Return each line containing the string "aber".
┄┄┄┄┄┄┄┄┄┄┄┄┄┄┄┄┄┄┄┄
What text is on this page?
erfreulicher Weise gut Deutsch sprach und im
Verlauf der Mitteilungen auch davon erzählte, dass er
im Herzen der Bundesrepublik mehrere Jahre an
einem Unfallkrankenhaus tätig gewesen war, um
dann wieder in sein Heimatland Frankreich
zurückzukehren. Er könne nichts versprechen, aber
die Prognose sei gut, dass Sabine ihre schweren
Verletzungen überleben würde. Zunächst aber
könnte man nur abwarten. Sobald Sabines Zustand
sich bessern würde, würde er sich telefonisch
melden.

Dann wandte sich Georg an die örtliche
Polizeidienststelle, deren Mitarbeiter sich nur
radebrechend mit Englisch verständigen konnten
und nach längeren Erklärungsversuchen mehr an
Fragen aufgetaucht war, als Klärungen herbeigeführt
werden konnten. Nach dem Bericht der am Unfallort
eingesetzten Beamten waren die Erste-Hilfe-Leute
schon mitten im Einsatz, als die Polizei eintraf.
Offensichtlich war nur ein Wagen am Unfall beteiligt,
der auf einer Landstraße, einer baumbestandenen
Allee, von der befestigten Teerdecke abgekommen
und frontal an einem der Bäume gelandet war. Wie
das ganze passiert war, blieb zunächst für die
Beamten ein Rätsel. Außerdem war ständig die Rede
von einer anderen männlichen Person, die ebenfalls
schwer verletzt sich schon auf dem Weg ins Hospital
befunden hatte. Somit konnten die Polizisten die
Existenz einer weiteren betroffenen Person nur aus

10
┄┄┄┄┄┄┄┄┄┄┄┄┄┄┄┄┄┄┄┄
→ Task output:
zurückzukehren. Er könne nichts versprechen, aber
Verletzungen überleben würde. Zunächst aber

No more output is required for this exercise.